**WHAT THE TASK ASKS**: Check each line of the records below and collect those that include the word "settings".

(Excerpt from a dataset)
[Start]

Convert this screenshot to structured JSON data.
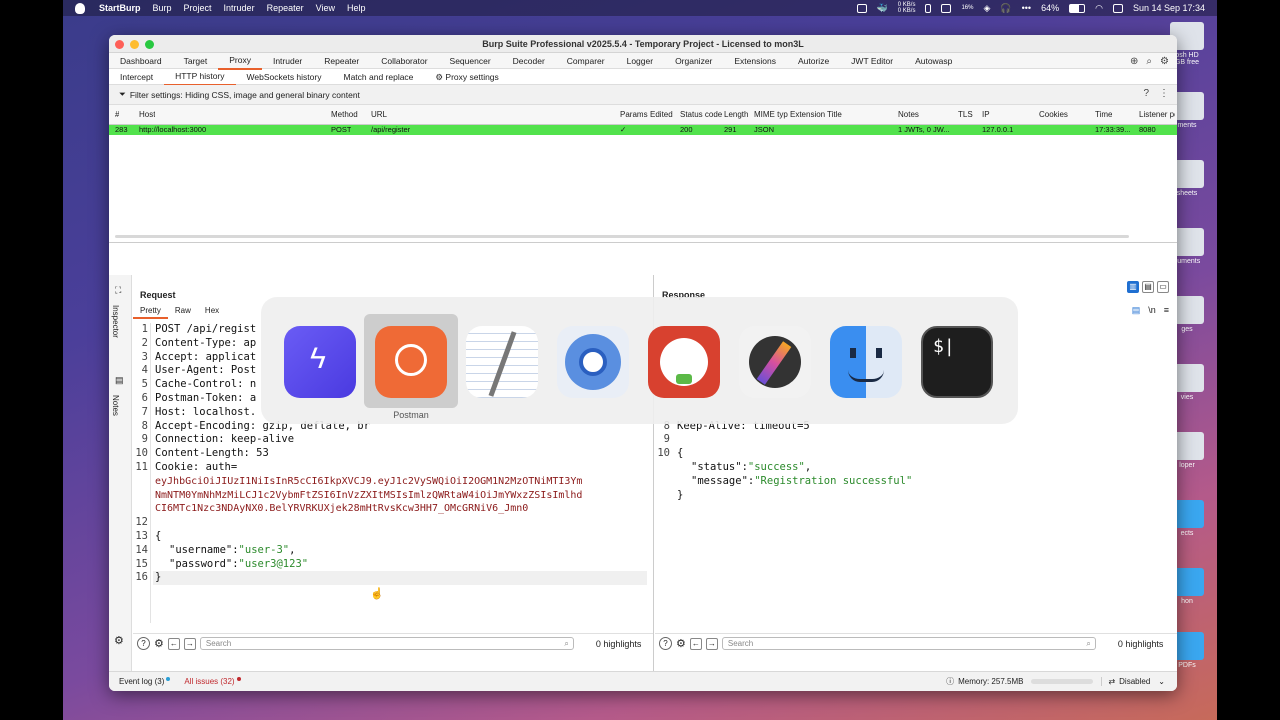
{
  "menubar": {
    "app": "StartBurp",
    "items": [
      "Burp",
      "Project",
      "Intruder",
      "Repeater",
      "View",
      "Help"
    ],
    "net_up": "0 KB/s",
    "net_down": "0 KB/s",
    "cpu": "16%",
    "battery": "64%",
    "datetime": "Sun 14 Sep 17:34"
  },
  "desktop": {
    "items": [
      "osh HD",
      "GB free",
      "ments",
      "sheets",
      "cuments",
      "ges",
      "vies",
      "loper",
      "ects",
      "hon",
      "PDFs"
    ],
    "sub": "ems"
  },
  "window": {
    "title": "Burp Suite Professional v2025.5.4 - Temporary Project - Licensed to mon3L"
  },
  "main_tabs": [
    "Dashboard",
    "Target",
    "Proxy",
    "Intruder",
    "Repeater",
    "Collaborator",
    "Sequencer",
    "Decoder",
    "Comparer",
    "Logger",
    "Organizer",
    "Extensions",
    "Autorize",
    "JWT Editor",
    "Autowasp"
  ],
  "proxy_tabs": [
    "Intercept",
    "HTTP history",
    "WebSockets history",
    "Match and replace",
    "Proxy settings"
  ],
  "filter": {
    "text": "Filter settings: Hiding CSS, image and general binary content"
  },
  "table": {
    "headers": [
      "#",
      "Host",
      "Method",
      "URL",
      "Params",
      "Edited",
      "Status code",
      "Length",
      "MIME type",
      "Extension",
      "Title",
      "Notes",
      "TLS",
      "IP",
      "Cookies",
      "Time",
      "Listener port"
    ],
    "row": {
      "num": "283",
      "host": "http://localhost:3000",
      "method": "POST",
      "url": "/api/register",
      "params": "✓",
      "status": "200",
      "length": "291",
      "mime": "JSON",
      "notes": "1 JWTs, 0 JW...",
      "ip": "127.0.0.1",
      "time": "17:33:39...",
      "port": "8080"
    }
  },
  "request": {
    "title": "Request",
    "tabs": [
      "Pretty",
      "Raw",
      "Hex"
    ],
    "lines": [
      {
        "n": "1",
        "t": "POST /api/regist"
      },
      {
        "n": "2",
        "t": "Content-Type: ap"
      },
      {
        "n": "3",
        "t": "Accept: applicat"
      },
      {
        "n": "4",
        "t": "User-Agent: Post"
      },
      {
        "n": "5",
        "t": "Cache-Control: n"
      },
      {
        "n": "6",
        "t": "Postman-Token: a"
      },
      {
        "n": "7",
        "t": "Host: localhost."
      },
      {
        "n": "8",
        "t": "Accept-Encoding: gzip, deflate, br"
      },
      {
        "n": "9",
        "t": "Connection: keep-alive"
      },
      {
        "n": "10",
        "t": "Content-Length: 53"
      },
      {
        "n": "11",
        "t": "Cookie: auth="
      }
    ],
    "cookie_lines": [
      "eyJhbGciOiJIUzI1NiIsInR5cCI6IkpXVCJ9.eyJ1c2VySWQiOiI2OGM1N2MzOTNiMTI3Ym",
      "NmNTM0YmNhMzMiLCJ1c2VybmFtZSI6InVzZXItMSIsImlzQWRtaW4iOiJmYWxzZSIsImlhd",
      "CI6MTc1Nzc3NDAyNX0.BelYRVRKUXjek28mHtRvsKcw3HH7_OMcGRNiV6_Jmn0"
    ],
    "body_open": "{",
    "username_key": "\"username\"",
    "username_val": "\"user-3\"",
    "password_key": "\"password\"",
    "password_val": "\"user3@123\"",
    "body_close": "}",
    "search_placeholder": "Search",
    "highlights": "0 highlights"
  },
  "response": {
    "title": "Response",
    "line8": "Keep-Alive: timeout=5",
    "open": "{",
    "status_key": "\"status\"",
    "status_val": "\"success\"",
    "message_key": "\"message\"",
    "message_val": "\"Registration successful\"",
    "close": "}",
    "search_placeholder": "Search",
    "highlights": "0 highlights"
  },
  "sidebar": {
    "inspector": "Inspector",
    "notes": "Notes"
  },
  "status": {
    "event_log": "Event log (3)",
    "issues": "All issues (32)",
    "memory": "Memory: 257.5MB",
    "disabled": "Disabled"
  },
  "switcher": {
    "selected_label": "Postman",
    "apps": [
      "Shortcuts",
      "Postman",
      "TextEdit",
      "Chromium",
      "DuckDuckGo",
      "Final Cut",
      "Finder",
      "Terminal"
    ]
  }
}
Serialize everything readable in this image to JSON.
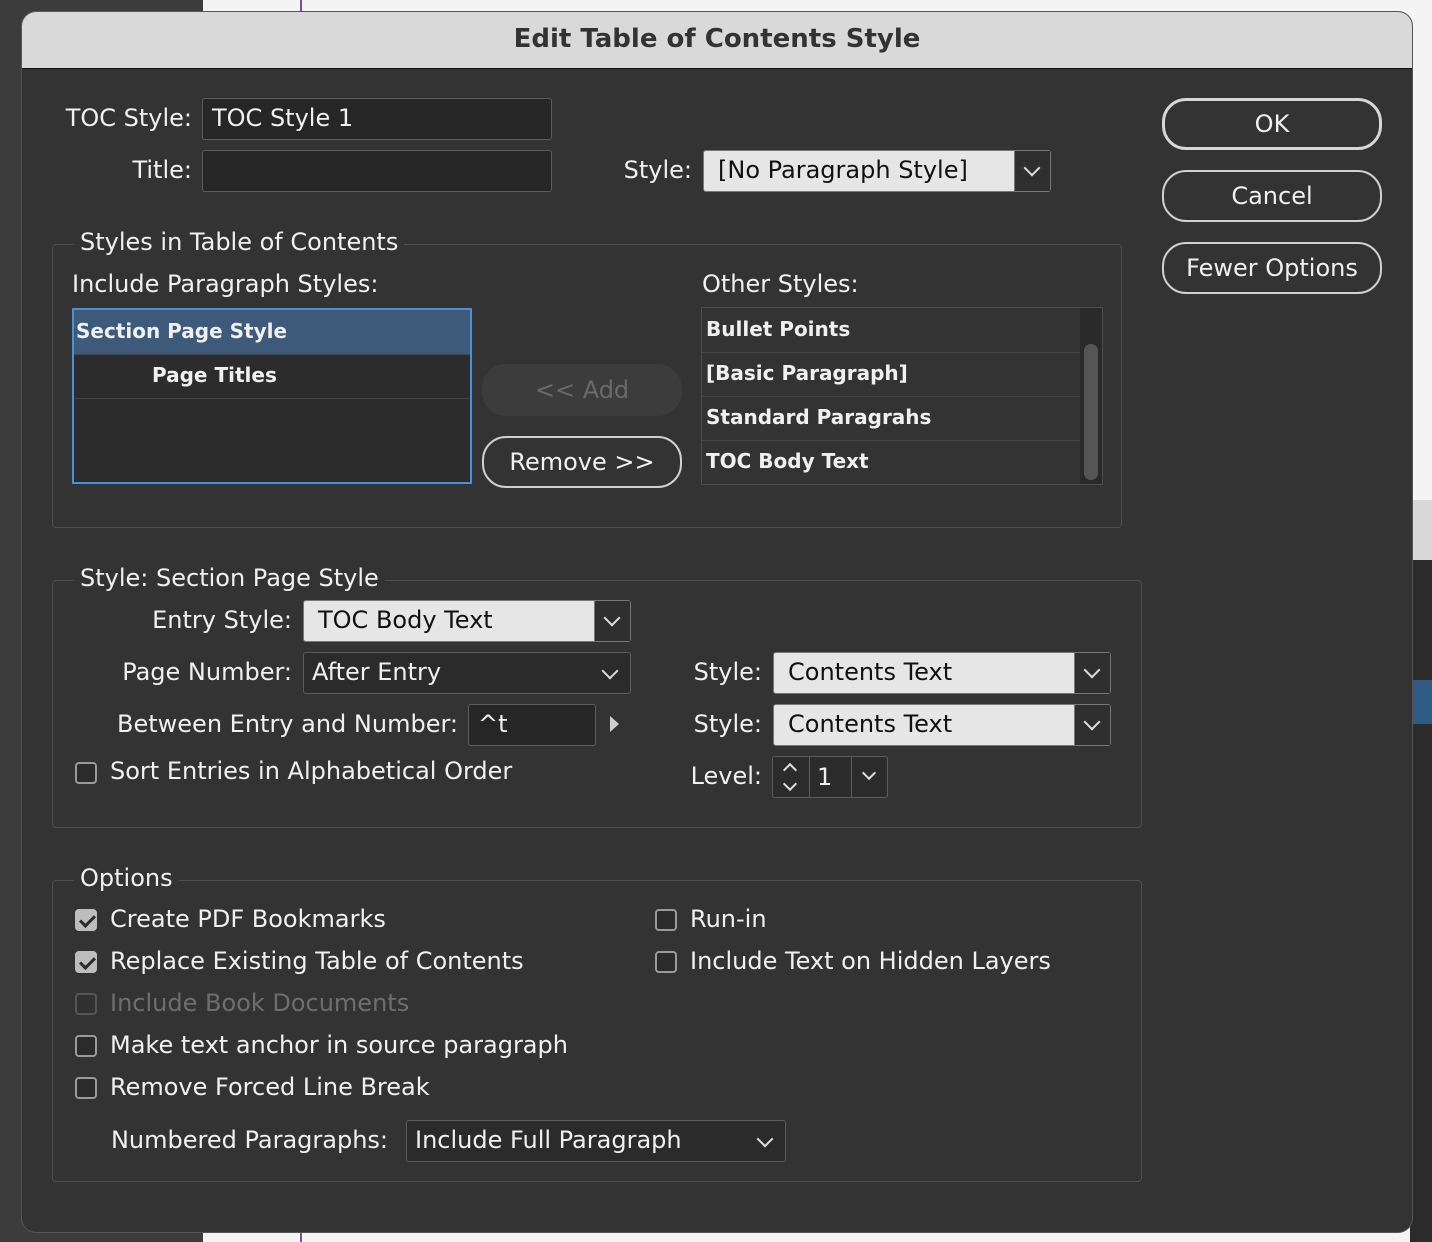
{
  "dialog": {
    "title": "Edit Table of Contents Style",
    "toc_style_label": "TOC Style:",
    "toc_style_value": "TOC Style 1",
    "title_label": "Title:",
    "title_value": "",
    "style_label": "Style:",
    "title_style_value": "[No Paragraph Style]"
  },
  "buttons": {
    "ok": "OK",
    "cancel": "Cancel",
    "fewer_options": "Fewer Options",
    "add": "<< Add",
    "remove": "Remove >>"
  },
  "styles_group": {
    "legend": "Styles in Table of Contents",
    "include_label": "Include Paragraph Styles:",
    "include_items": [
      "Section Page Style",
      "Page Titles"
    ],
    "selected_item": "Section Page Style",
    "other_label": "Other Styles:",
    "other_items": [
      "Bullet Points",
      "[Basic Paragraph]",
      "Standard Paragrahs",
      "TOC Body Text"
    ]
  },
  "entry_group": {
    "legend": "Style: Section Page Style",
    "entry_style_label": "Entry Style:",
    "entry_style_value": "TOC Body Text",
    "page_number_label": "Page Number:",
    "page_number_value": "After Entry",
    "page_number_style_label": "Style:",
    "page_number_style_value": "Contents Text",
    "between_label": "Between Entry and Number:",
    "between_value": "^t",
    "between_style_label": "Style:",
    "between_style_value": "Contents Text",
    "sort_label": "Sort Entries in Alphabetical Order",
    "sort_checked": false,
    "level_label": "Level:",
    "level_value": "1"
  },
  "options_group": {
    "legend": "Options",
    "create_pdf_bookmarks": {
      "label": "Create PDF Bookmarks",
      "checked": true
    },
    "replace_existing_toc": {
      "label": "Replace Existing Table of Contents",
      "checked": true
    },
    "include_book_documents": {
      "label": "Include Book Documents",
      "checked": false,
      "disabled": true
    },
    "make_text_anchor": {
      "label": "Make text anchor in source paragraph",
      "checked": false
    },
    "remove_forced_line_break": {
      "label": "Remove Forced Line Break",
      "checked": false
    },
    "run_in": {
      "label": "Run-in",
      "checked": false
    },
    "include_hidden_layers": {
      "label": "Include Text on Hidden Layers",
      "checked": false
    },
    "numbered_paragraphs_label": "Numbered Paragraphs:",
    "numbered_paragraphs_value": "Include Full Paragraph"
  },
  "colors": {
    "dialog_bg": "#333333",
    "titlebar_bg": "#d9d9d9",
    "selection_bg": "#3d5a7a",
    "focus_border": "#4a90d9"
  }
}
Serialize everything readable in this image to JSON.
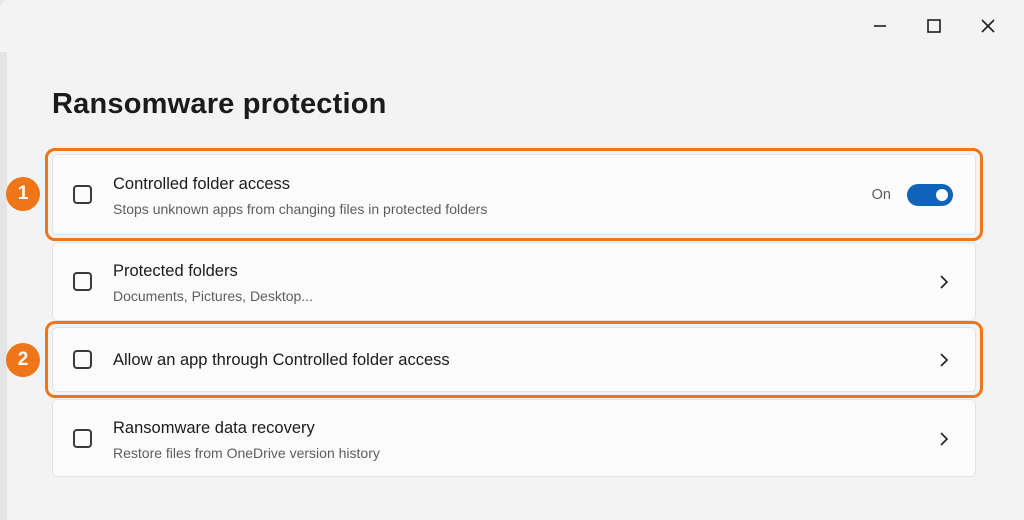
{
  "window": {
    "controls": [
      {
        "name": "minimize-button",
        "icon": "minimize-icon"
      },
      {
        "name": "maximize-button",
        "icon": "maximize-icon"
      },
      {
        "name": "close-button",
        "icon": "close-icon"
      }
    ]
  },
  "page": {
    "title": "Ransomware protection"
  },
  "cards": [
    {
      "title": "Controlled folder access",
      "subtitle": "Stops unknown apps from changing files in protected folders",
      "icon": "folder-lock-icon",
      "toggle_state": "On",
      "toggle_on": true
    },
    {
      "title": "Protected folders",
      "subtitle": "Documents, Pictures, Desktop...",
      "icon": "folder-shield-icon",
      "action_icon": "chevron-right-icon"
    },
    {
      "title": "Allow an app through Controlled folder access",
      "icon": "app-allow-icon",
      "action_icon": "chevron-right-icon"
    },
    {
      "title": "Ransomware data recovery",
      "subtitle": "Restore files from OneDrive version history",
      "icon": "cloud-restore-icon",
      "action_icon": "chevron-right-icon"
    }
  ],
  "annotations": {
    "step1": "1",
    "step2": "2",
    "color": "#ee7518"
  },
  "colors": {
    "accent": "#0f63b8",
    "annotation": "#ee7518"
  }
}
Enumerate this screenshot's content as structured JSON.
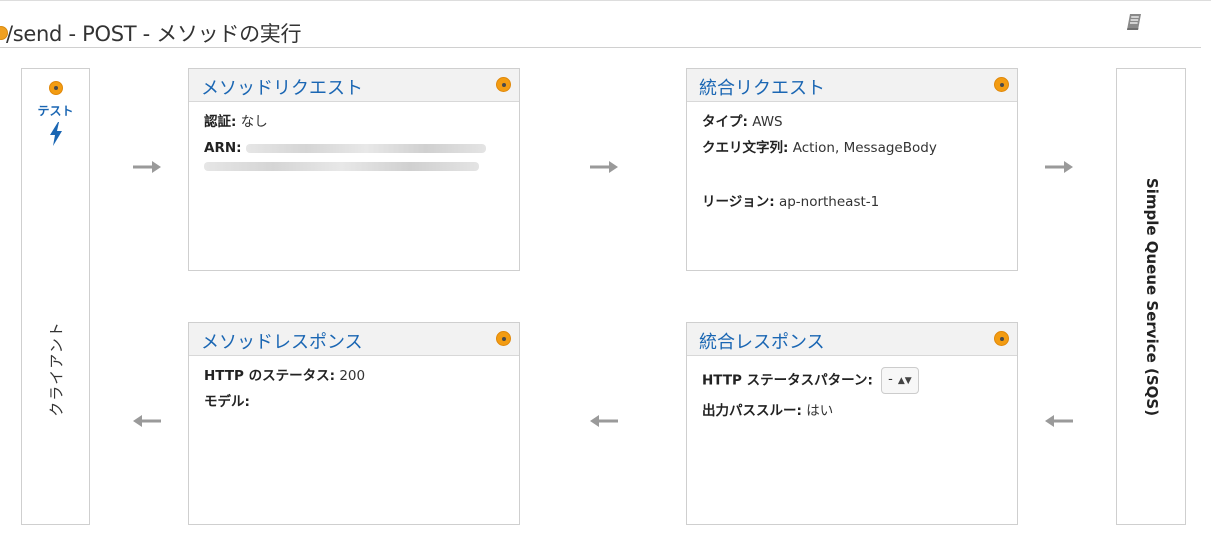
{
  "header": {
    "title": "/send - POST - メソッドの実行"
  },
  "client": {
    "test_label": "テスト",
    "label": "クライアント"
  },
  "backend": {
    "label": "Simple Queue Service (SQS)"
  },
  "method_request": {
    "title": "メソッドリクエスト",
    "auth_label": "認証:",
    "auth_value": "なし",
    "arn_label": "ARN:"
  },
  "integration_request": {
    "title": "統合リクエスト",
    "type_label": "タイプ:",
    "type_value": "AWS",
    "query_label": "クエリ文字列:",
    "query_value": "Action, MessageBody",
    "region_label": "リージョン:",
    "region_value": "ap-northeast-1"
  },
  "method_response": {
    "title": "メソッドレスポンス",
    "status_label": "HTTP のステータス:",
    "status_value": "200",
    "model_label": "モデル:"
  },
  "integration_response": {
    "title": "統合レスポンス",
    "pattern_label": "HTTP ステータスパターン:",
    "pattern_value": "-",
    "passthrough_label": "出力パススルー:",
    "passthrough_value": "はい"
  },
  "colors": {
    "accent": "#1a66b3",
    "status_dot": "#f39c12"
  },
  "icons": [
    "docs-icon",
    "lightning-icon",
    "status-dot-icon",
    "arrow-right-icon",
    "arrow-left-icon"
  ]
}
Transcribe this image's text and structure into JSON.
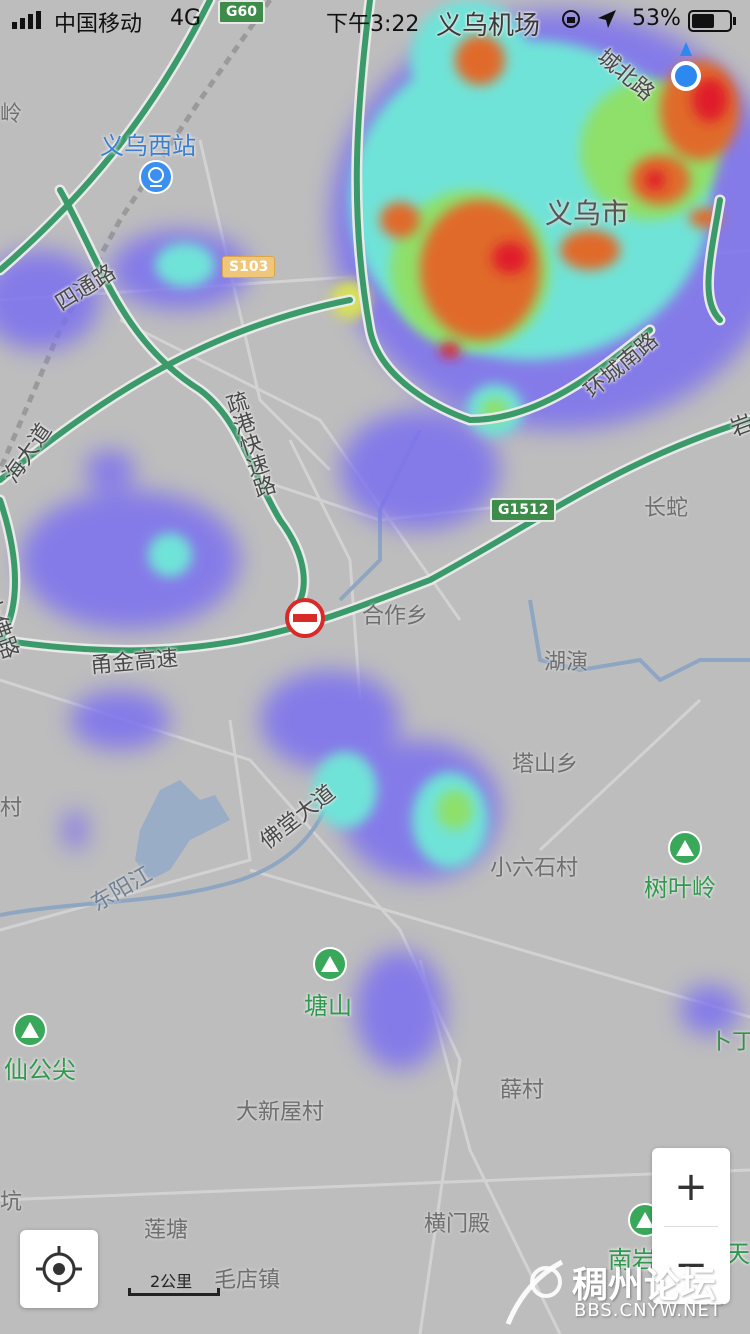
{
  "status_bar": {
    "carrier": "中国移动",
    "network": "4G",
    "time": "下午3:22",
    "battery": "53%"
  },
  "map": {
    "city": "义乌市",
    "train_station": "义乌西站",
    "airport": "义乌机场",
    "roads": {
      "sitong": "四通路",
      "shugang": "疏港快速路",
      "huancheng": "环城南路",
      "chengbei": "城北路",
      "yongjin": "甬金高速",
      "fotang": "佛堂大道",
      "shangfo": "上佛路",
      "hai_dadao": "海大道",
      "yan_edge": "岩",
      "ling_edge": "岭"
    },
    "shields": {
      "g60": "G60",
      "s103": "S103",
      "g1512": "G1512"
    },
    "places": {
      "hezuo": "合作乡",
      "changshe": "长蛇",
      "huyan": "湖演",
      "tashan": "塔山乡",
      "xiaoliushi": "小六石村",
      "dongyang_river": "东阳江",
      "daxinwu": "大新屋村",
      "xuecun": "薛村",
      "liantang": "莲塘",
      "hengmendian": "横门殿",
      "maodian": "毛店镇",
      "keng": "坑",
      "cun_edge": "村",
      "bu_edge": "卜丁"
    },
    "mountains": {
      "shuyeling": "树叶岭",
      "tangshan": "塘山",
      "xiangongjian": "仙公尖",
      "nanyan": "南岩",
      "tian_edge": "天"
    },
    "scale": "2公里"
  },
  "controls": {
    "zoom_in": "+",
    "zoom_out": "−"
  },
  "watermark": {
    "title": "稠州论坛",
    "url": "BBS.CNYW.NET"
  },
  "colors": {
    "land": "#bdbdbd",
    "highway": "#3a9a6a",
    "heat_low": "#7b6ff0",
    "heat_mid": "#6fe3d8",
    "heat_high": "#e06a2a",
    "heat_peak": "#e01c2a",
    "location_dot": "#2d89f0"
  }
}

[End]

**RESULT FOR THIS TASK**:
    "Proxy settings"
    "text": "Filter settings: Hiding CSS, image and general binary content"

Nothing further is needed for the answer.